**SHORT PROBLEM**
Exactly repeat the full listing that follows.

(Collected data)
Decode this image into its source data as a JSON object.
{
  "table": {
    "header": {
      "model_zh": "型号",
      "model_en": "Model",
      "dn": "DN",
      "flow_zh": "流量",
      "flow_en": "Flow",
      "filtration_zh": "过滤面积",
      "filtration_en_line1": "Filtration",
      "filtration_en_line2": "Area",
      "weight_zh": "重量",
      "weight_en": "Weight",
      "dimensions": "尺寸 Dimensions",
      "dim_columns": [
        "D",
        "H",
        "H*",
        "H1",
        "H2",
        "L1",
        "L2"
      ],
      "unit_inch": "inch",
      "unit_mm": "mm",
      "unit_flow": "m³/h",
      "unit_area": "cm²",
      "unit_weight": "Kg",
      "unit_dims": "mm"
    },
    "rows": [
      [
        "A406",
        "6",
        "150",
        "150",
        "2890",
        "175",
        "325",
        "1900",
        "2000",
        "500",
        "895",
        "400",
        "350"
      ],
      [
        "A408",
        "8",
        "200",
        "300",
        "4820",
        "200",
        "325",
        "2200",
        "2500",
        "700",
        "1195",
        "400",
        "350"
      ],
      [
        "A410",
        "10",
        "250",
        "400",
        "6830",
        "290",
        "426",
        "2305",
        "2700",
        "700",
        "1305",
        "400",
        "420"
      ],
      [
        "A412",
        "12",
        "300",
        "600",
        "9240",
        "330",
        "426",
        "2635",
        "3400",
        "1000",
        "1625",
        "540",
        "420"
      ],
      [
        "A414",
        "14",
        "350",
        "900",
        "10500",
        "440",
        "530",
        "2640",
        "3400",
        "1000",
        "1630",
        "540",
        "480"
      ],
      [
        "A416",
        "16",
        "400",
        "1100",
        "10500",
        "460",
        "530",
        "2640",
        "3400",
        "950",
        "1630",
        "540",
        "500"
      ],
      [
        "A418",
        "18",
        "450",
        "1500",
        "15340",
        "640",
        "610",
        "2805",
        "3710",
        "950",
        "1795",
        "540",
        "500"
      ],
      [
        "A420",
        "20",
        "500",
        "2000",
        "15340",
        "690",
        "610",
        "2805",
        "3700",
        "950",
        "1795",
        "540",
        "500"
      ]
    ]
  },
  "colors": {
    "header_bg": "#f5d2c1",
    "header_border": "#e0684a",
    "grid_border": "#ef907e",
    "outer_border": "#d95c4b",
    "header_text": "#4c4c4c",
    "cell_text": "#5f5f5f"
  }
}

**TASK RESPONSE**
Decode this image into its source data as a JSON object.
{
  "table": {
    "header": {
      "model_zh": "型号",
      "model_en": "Model",
      "dn": "DN",
      "flow_zh": "流量",
      "flow_en": "Flow",
      "filtration_zh": "过滤面积",
      "filtration_en_line1": "Filtration",
      "filtration_en_line2": "Area",
      "weight_zh": "重量",
      "weight_en": "Weight",
      "dimensions": "尺寸 Dimensions",
      "dim_columns": [
        "D",
        "H",
        "H*",
        "H1",
        "H2",
        "L1",
        "L2"
      ],
      "unit_inch": "inch",
      "unit_mm": "mm",
      "unit_flow": "m³/h",
      "unit_area": "cm²",
      "unit_weight": "Kg",
      "unit_dims": "mm"
    },
    "rows": [
      [
        "A406",
        "6",
        "150",
        "150",
        "2890",
        "175",
        "325",
        "1900",
        "2000",
        "500",
        "895",
        "400",
        "350"
      ],
      [
        "A408",
        "8",
        "200",
        "300",
        "4820",
        "200",
        "325",
        "2200",
        "2500",
        "700",
        "1195",
        "400",
        "350"
      ],
      [
        "A410",
        "10",
        "250",
        "400",
        "6830",
        "290",
        "426",
        "2305",
        "2700",
        "700",
        "1305",
        "400",
        "420"
      ],
      [
        "A412",
        "12",
        "300",
        "600",
        "9240",
        "330",
        "426",
        "2635",
        "3400",
        "1000",
        "1625",
        "540",
        "420"
      ],
      [
        "A414",
        "14",
        "350",
        "900",
        "10500",
        "440",
        "530",
        "2640",
        "3400",
        "1000",
        "1630",
        "540",
        "480"
      ],
      [
        "A416",
        "16",
        "400",
        "1100",
        "10500",
        "460",
        "530",
        "2640",
        "3400",
        "950",
        "1630",
        "540",
        "500"
      ],
      [
        "A418",
        "18",
        "450",
        "1500",
        "15340",
        "640",
        "610",
        "2805",
        "3710",
        "950",
        "1795",
        "540",
        "500"
      ],
      [
        "A420",
        "20",
        "500",
        "2000",
        "15340",
        "690",
        "610",
        "2805",
        "3700",
        "950",
        "1795",
        "540",
        "500"
      ]
    ]
  },
  "colors": {
    "header_bg": "#f5d2c1",
    "header_border": "#e0684a",
    "grid_border": "#ef907e",
    "outer_border": "#d95c4b",
    "header_text": "#4c4c4c",
    "cell_text": "#5f5f5f"
  }
}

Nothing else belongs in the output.